# What to work on
For the listing below, give the count of lines containing "name", and no other text.

═══ Records shown ═══

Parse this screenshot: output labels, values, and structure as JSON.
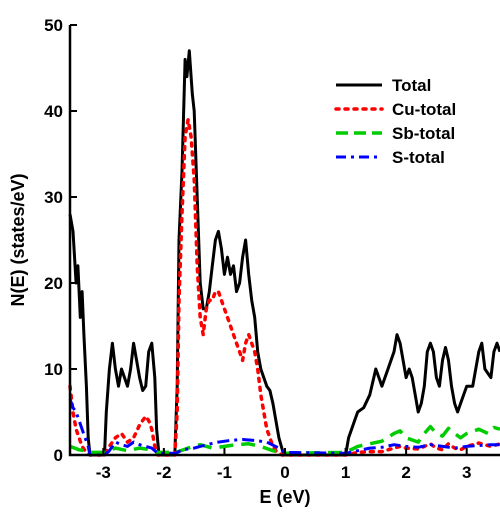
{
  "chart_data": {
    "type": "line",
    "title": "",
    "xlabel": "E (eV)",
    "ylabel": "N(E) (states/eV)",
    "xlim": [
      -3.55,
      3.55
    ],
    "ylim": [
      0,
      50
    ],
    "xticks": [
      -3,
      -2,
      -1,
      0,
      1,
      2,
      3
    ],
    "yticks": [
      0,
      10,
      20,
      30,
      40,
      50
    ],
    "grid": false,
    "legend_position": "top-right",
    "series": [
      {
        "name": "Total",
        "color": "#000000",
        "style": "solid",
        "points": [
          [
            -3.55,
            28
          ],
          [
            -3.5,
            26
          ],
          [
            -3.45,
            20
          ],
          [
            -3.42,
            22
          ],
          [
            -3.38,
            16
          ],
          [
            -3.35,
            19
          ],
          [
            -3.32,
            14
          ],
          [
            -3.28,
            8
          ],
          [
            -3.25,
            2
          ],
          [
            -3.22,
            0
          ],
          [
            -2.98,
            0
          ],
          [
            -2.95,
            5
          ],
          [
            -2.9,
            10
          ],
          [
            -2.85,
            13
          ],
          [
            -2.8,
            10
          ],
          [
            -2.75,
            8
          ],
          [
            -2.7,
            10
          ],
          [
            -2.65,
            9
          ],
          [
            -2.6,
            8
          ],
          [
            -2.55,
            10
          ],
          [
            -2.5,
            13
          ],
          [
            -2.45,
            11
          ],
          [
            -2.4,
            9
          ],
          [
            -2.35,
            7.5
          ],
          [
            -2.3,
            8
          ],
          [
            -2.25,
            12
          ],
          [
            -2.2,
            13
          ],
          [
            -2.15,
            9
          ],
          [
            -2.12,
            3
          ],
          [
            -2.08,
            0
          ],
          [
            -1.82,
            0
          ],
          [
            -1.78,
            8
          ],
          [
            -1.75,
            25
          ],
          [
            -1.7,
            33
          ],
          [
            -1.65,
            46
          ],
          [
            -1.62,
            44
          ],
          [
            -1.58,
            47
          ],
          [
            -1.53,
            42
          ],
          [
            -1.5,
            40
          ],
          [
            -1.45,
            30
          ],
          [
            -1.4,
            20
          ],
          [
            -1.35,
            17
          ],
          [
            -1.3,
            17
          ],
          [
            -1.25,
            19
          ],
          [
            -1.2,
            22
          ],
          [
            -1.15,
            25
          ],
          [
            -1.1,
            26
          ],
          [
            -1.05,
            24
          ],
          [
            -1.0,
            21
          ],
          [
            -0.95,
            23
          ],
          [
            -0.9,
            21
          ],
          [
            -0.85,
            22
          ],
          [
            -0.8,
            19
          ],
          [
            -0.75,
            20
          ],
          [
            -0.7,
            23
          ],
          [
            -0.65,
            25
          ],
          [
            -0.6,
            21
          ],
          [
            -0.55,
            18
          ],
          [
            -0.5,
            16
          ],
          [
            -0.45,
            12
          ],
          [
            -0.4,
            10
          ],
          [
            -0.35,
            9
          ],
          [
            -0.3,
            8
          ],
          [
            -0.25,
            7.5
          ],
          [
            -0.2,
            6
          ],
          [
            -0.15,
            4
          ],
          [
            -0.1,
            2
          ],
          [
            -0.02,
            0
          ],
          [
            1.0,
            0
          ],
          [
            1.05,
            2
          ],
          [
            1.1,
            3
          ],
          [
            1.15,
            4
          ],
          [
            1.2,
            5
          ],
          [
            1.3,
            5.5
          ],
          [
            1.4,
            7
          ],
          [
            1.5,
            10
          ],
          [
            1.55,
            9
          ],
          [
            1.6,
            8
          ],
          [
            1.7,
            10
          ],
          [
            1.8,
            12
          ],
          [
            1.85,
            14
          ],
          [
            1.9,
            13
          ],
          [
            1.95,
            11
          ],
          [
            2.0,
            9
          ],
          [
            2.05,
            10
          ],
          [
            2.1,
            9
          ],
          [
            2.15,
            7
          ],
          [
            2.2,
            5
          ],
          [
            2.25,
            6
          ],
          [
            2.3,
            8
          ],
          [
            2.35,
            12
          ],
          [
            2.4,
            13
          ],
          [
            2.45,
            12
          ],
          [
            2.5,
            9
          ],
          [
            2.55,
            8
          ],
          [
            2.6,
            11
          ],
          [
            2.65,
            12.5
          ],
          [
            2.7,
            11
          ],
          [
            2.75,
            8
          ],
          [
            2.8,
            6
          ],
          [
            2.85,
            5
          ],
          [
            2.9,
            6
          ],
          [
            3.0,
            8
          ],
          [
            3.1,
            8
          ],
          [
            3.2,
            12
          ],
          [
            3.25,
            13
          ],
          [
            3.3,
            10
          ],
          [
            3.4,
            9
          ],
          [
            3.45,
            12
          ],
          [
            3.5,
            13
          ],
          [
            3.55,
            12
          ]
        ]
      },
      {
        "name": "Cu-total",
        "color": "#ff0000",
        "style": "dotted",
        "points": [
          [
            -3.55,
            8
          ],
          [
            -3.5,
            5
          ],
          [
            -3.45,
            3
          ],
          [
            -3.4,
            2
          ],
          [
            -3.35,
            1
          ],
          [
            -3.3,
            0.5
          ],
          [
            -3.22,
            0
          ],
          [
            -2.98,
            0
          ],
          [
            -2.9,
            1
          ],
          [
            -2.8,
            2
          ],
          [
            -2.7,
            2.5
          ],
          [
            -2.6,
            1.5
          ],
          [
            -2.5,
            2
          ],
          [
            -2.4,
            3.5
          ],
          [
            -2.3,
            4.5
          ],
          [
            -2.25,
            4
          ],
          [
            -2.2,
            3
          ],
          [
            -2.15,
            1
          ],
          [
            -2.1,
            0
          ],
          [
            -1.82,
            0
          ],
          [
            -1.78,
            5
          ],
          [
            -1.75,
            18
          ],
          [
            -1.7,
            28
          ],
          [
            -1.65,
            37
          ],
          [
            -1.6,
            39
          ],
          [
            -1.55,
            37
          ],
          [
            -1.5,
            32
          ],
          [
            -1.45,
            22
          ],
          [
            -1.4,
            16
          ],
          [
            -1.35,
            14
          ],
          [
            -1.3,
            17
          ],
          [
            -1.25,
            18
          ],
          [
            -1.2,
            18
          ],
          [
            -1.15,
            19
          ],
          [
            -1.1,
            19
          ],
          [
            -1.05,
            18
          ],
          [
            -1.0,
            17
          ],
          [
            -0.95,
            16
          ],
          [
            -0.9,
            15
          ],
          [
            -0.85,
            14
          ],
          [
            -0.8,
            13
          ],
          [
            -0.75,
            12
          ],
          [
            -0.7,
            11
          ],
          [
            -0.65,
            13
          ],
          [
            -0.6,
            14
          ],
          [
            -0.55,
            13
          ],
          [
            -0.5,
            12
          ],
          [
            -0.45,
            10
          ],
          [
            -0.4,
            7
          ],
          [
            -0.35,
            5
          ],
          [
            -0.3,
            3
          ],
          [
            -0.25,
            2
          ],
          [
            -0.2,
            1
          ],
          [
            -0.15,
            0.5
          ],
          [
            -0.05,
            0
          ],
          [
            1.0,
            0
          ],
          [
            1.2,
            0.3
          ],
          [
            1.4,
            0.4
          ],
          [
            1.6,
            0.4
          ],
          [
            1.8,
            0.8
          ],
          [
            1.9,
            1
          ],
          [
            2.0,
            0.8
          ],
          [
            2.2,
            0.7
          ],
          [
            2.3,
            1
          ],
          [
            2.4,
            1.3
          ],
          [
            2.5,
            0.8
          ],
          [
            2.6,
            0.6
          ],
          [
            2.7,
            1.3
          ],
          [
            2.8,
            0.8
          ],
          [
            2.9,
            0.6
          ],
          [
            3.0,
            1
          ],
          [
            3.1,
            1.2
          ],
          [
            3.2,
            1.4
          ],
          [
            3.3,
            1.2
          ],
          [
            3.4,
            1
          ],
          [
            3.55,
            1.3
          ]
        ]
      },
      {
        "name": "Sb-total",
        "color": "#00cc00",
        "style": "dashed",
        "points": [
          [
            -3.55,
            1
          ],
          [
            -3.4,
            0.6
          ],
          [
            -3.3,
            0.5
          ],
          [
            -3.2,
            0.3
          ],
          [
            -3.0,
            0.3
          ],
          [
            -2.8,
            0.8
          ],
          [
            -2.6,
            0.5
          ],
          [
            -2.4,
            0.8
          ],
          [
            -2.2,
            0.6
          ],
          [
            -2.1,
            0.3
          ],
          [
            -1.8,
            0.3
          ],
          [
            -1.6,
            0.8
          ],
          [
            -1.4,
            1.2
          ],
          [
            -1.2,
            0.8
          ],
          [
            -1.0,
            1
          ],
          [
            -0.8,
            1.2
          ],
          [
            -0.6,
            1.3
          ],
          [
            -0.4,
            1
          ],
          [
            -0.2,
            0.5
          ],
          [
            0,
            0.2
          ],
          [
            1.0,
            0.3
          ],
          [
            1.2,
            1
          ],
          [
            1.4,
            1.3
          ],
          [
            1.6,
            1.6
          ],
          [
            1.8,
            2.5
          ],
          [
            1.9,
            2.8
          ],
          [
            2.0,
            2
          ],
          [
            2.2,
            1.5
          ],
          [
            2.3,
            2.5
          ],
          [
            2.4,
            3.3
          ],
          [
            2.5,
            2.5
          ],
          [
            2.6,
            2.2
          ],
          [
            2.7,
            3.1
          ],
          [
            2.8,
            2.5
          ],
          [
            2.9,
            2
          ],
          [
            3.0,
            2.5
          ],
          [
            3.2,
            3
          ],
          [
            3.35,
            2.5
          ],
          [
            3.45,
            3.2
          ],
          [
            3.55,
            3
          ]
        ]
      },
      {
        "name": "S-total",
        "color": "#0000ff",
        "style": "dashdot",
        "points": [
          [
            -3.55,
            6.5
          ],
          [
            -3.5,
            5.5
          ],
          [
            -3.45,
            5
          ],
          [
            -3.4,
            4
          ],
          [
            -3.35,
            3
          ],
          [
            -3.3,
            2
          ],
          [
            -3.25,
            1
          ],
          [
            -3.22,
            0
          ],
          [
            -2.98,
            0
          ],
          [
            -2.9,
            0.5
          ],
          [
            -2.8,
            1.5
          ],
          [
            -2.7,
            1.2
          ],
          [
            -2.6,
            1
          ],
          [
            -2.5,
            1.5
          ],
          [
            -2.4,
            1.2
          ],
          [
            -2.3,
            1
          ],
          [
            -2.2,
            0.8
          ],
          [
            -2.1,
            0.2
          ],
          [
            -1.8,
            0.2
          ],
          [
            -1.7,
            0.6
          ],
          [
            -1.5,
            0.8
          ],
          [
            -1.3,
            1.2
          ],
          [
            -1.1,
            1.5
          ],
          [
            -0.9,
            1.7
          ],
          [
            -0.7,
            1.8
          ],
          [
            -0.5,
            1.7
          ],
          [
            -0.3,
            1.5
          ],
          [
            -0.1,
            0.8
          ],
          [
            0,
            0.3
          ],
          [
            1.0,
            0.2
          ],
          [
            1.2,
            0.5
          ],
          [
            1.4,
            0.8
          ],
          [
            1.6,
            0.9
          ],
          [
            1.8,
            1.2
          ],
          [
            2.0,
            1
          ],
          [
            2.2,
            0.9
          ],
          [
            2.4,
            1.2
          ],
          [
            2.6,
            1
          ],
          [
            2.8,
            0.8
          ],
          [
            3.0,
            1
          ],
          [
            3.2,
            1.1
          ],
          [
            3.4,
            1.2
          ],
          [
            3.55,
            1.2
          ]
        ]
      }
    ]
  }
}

═══

# Solution for this exercise
4